THE EXERCISE → How many lines in the entries below include the string "Standardized"? Answer with the number only.

Chart and figure data:
#####
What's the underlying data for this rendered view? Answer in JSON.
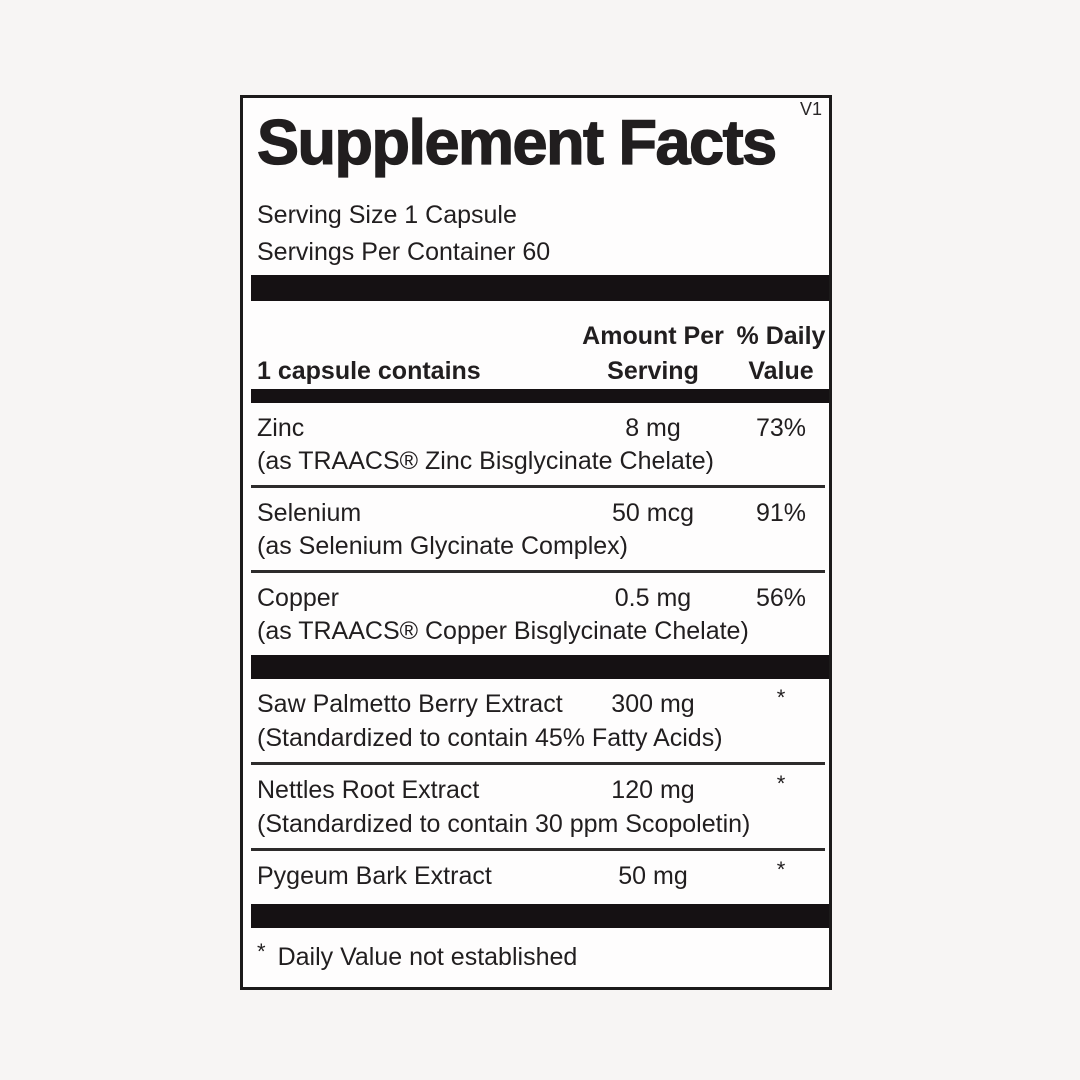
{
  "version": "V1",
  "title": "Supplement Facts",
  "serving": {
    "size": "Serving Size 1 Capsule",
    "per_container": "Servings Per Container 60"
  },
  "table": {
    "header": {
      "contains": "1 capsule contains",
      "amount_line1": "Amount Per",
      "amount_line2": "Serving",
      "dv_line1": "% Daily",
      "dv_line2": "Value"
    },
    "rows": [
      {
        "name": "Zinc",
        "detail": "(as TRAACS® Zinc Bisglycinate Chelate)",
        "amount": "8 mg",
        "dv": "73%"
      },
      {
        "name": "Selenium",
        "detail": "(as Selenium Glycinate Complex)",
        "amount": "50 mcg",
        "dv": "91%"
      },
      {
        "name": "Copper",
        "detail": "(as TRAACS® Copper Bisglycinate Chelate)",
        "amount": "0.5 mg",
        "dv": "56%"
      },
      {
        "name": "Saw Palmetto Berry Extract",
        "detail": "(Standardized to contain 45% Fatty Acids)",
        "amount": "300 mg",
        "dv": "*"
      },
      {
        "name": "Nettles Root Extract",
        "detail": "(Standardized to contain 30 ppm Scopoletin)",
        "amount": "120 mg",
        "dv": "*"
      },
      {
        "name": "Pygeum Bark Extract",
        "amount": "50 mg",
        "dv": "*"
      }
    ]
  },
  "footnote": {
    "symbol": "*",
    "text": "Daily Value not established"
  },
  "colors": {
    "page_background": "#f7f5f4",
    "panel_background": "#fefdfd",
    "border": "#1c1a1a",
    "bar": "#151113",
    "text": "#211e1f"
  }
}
#####
ANSWER TO THIS PROBLEM → 2